## [STATED EXERCISE]
Where a line of the material contains the string "Moses", copy that line.
start RAW DATA
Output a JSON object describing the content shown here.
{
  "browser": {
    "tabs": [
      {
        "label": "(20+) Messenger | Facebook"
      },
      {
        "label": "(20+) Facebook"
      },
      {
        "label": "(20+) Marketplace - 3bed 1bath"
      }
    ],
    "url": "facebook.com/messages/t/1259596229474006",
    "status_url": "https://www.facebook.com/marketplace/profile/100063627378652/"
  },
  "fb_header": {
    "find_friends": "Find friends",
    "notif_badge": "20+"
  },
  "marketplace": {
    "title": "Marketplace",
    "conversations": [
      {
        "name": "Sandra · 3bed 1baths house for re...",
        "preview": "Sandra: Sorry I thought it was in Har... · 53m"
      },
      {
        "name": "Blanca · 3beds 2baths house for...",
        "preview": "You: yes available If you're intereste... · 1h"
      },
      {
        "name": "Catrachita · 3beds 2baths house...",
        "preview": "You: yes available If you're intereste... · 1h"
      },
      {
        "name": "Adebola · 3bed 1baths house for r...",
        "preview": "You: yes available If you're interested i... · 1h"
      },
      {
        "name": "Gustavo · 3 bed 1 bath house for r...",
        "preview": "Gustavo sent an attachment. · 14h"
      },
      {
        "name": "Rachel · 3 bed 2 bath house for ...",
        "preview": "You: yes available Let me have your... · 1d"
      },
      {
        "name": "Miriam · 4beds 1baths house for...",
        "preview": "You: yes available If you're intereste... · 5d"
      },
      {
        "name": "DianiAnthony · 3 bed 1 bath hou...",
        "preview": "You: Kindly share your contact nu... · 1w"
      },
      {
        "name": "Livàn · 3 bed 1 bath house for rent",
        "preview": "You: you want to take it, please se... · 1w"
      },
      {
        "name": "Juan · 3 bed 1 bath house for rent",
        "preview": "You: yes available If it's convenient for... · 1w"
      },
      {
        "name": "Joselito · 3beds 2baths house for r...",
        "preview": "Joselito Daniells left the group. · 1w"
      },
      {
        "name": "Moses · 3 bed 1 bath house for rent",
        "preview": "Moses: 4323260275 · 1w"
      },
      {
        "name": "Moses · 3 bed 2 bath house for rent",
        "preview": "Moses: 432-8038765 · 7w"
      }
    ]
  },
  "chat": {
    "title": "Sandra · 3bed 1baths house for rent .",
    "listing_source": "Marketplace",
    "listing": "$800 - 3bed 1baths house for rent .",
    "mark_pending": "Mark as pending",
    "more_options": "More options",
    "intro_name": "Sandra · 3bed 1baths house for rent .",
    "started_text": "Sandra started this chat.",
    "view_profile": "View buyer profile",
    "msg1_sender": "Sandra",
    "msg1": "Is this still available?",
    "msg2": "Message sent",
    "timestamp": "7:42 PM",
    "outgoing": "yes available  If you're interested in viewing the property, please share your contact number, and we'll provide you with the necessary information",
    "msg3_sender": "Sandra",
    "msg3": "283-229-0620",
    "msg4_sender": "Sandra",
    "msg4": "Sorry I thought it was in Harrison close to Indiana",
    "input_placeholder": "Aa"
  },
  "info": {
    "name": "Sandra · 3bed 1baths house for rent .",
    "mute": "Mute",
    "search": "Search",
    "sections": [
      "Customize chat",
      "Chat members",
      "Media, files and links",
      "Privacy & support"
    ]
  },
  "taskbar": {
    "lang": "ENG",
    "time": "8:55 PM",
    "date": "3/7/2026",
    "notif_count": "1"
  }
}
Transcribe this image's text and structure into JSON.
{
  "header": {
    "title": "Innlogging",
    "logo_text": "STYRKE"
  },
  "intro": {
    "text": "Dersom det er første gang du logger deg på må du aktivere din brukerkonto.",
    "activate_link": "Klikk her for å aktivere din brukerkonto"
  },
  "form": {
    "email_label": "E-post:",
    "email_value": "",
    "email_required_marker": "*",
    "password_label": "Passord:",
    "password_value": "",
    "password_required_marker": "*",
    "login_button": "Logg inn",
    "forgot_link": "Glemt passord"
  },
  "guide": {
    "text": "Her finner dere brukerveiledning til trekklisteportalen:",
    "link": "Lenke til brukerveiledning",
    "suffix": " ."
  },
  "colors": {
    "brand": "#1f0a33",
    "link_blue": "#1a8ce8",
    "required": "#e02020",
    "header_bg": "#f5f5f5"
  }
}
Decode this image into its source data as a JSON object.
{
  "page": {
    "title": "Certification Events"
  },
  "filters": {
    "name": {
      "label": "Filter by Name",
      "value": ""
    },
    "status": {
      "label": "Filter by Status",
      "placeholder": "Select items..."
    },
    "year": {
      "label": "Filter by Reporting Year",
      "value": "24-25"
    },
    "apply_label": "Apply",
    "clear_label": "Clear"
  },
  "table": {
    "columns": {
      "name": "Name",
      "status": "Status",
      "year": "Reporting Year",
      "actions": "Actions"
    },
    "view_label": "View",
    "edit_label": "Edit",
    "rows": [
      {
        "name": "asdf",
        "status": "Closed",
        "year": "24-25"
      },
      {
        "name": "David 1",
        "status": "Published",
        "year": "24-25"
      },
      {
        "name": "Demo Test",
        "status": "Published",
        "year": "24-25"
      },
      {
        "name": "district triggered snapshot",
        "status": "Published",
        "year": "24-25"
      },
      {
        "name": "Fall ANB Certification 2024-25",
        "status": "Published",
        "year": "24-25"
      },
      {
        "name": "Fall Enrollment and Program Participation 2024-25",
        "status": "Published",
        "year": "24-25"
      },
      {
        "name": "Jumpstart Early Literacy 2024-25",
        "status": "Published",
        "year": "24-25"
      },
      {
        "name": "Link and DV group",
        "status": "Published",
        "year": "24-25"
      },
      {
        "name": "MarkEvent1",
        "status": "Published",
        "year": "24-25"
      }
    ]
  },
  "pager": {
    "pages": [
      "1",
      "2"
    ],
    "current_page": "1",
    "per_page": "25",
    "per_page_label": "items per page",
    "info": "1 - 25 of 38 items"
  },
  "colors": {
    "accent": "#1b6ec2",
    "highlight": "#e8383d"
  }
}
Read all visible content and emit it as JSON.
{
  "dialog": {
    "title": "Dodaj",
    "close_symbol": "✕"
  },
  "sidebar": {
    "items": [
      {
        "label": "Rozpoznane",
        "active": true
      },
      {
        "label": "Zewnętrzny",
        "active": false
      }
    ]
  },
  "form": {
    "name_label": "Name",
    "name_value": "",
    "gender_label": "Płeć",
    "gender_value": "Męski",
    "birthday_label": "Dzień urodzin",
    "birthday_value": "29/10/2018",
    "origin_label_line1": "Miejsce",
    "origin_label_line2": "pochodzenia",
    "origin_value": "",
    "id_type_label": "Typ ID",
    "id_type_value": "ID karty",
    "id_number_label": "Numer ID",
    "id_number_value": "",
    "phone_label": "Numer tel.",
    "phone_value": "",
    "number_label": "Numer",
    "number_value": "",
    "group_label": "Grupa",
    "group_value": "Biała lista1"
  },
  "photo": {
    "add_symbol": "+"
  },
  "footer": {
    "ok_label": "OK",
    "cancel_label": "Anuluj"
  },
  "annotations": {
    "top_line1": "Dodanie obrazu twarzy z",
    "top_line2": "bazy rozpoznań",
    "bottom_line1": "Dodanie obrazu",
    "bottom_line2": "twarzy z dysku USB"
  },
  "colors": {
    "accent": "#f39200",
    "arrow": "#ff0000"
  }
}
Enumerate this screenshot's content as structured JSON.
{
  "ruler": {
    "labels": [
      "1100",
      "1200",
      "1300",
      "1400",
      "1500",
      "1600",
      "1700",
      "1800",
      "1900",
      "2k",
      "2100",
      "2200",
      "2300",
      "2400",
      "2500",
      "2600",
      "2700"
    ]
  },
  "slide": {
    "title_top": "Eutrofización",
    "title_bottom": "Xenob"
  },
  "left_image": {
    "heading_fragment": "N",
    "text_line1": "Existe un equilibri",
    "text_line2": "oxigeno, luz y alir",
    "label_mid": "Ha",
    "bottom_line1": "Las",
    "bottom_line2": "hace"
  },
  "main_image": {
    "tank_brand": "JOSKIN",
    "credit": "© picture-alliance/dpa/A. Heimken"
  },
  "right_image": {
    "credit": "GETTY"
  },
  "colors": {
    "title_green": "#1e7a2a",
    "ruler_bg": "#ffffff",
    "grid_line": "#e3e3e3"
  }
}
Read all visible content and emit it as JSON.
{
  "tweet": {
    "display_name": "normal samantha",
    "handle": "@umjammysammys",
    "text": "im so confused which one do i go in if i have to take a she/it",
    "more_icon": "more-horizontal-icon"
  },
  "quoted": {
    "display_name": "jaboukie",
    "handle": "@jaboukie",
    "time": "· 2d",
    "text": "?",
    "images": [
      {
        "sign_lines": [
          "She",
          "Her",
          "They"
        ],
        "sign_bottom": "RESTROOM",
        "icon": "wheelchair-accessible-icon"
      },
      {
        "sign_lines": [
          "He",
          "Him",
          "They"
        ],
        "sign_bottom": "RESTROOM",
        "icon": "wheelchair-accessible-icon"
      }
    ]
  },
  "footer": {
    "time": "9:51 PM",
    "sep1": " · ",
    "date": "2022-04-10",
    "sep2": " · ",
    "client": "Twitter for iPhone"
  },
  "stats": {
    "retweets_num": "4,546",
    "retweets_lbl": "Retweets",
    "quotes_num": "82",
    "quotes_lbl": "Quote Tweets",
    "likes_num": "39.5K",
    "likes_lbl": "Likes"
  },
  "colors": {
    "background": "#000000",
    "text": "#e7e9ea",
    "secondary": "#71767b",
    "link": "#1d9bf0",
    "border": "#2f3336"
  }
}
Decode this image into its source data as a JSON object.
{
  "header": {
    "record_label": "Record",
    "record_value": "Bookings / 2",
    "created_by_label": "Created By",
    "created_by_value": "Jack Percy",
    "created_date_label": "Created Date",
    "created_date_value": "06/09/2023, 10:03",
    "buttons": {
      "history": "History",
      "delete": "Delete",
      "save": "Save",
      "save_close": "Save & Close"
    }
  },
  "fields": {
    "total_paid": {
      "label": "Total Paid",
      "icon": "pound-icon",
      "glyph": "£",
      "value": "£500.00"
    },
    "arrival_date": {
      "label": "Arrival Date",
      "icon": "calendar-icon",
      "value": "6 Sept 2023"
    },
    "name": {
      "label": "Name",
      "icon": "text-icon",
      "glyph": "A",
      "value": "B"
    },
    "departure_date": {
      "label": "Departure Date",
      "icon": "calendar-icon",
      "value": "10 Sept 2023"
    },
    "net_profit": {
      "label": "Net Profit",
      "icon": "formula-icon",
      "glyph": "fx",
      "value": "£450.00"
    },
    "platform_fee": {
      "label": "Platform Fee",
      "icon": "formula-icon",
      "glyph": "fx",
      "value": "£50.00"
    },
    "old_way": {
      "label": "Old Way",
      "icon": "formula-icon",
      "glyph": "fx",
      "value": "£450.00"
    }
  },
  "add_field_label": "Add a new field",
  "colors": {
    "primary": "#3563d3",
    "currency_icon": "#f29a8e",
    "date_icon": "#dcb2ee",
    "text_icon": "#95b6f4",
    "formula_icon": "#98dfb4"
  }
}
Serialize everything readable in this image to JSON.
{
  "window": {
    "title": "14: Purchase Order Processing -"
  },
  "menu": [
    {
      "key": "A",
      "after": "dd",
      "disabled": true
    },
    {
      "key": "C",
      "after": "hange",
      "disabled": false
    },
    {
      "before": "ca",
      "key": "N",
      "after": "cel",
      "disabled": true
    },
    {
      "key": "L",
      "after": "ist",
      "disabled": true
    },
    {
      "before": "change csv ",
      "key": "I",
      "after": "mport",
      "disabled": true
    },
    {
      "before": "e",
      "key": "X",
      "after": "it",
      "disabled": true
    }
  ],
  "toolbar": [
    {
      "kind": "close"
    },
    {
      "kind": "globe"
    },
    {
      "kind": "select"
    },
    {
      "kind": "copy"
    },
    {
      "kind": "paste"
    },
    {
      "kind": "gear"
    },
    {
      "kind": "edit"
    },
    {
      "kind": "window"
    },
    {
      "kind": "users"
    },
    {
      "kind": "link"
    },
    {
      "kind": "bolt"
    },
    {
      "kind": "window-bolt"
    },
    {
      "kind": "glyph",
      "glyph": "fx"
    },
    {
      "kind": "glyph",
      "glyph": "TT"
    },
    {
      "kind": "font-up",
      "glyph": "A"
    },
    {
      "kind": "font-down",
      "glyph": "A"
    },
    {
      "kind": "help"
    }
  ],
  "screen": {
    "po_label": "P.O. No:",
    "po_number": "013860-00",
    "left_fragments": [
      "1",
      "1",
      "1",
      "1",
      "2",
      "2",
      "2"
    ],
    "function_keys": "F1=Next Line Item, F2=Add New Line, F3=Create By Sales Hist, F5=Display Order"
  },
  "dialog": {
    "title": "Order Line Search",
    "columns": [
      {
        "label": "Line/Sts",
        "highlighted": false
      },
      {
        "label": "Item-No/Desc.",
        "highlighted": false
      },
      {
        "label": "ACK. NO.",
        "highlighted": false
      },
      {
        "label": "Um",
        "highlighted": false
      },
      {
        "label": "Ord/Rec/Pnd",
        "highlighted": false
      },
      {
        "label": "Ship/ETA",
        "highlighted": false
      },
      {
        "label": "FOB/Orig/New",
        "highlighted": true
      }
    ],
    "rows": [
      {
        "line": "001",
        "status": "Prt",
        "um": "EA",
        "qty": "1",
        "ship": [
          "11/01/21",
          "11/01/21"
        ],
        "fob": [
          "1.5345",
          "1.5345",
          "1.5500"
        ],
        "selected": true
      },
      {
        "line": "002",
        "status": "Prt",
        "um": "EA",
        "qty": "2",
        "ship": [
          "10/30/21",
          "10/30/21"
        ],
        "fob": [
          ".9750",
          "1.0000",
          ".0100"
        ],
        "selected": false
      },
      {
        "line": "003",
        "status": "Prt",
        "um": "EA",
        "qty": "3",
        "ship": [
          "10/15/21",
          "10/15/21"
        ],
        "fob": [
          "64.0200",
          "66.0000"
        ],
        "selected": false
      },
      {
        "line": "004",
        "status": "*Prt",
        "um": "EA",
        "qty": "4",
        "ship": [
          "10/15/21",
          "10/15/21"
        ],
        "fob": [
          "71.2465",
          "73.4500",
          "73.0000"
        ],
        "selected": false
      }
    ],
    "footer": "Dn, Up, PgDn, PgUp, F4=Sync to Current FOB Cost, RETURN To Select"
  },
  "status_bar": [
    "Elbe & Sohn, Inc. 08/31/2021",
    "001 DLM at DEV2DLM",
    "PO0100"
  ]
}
end RAW DATA
## [FINISHED EXERCISE]
        "name": "Moses · 3 bed 1 bath house for rent",
        "preview": "Moses: 4323260275 · 1w"
        "name": "Moses · 3 bed 2 bath house for rent",
        "preview": "Moses: 432-8038765 · 7w"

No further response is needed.